Return the lines where the word "document" occurs.
* begin Recorded information *
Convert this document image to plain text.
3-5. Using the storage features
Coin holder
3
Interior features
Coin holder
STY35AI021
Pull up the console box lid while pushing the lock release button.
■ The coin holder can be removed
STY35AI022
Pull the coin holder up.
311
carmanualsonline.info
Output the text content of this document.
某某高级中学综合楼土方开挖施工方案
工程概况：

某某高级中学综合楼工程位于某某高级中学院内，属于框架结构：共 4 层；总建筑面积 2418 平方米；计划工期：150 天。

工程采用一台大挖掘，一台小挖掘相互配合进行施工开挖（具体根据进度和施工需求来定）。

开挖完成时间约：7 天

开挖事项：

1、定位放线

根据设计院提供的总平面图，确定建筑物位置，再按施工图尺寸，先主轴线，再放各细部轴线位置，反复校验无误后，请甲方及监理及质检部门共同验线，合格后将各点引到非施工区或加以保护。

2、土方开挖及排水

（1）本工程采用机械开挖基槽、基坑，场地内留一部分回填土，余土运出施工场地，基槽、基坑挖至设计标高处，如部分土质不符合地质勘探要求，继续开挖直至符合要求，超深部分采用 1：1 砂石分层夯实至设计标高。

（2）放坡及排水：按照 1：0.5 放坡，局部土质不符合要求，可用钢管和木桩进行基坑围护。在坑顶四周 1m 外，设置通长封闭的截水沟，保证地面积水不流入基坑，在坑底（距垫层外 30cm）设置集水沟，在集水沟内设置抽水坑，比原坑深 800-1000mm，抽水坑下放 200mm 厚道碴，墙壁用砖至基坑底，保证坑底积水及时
* end Recorded information *
Task solution:
Convert this document image to plain text.
Output the text content of this document.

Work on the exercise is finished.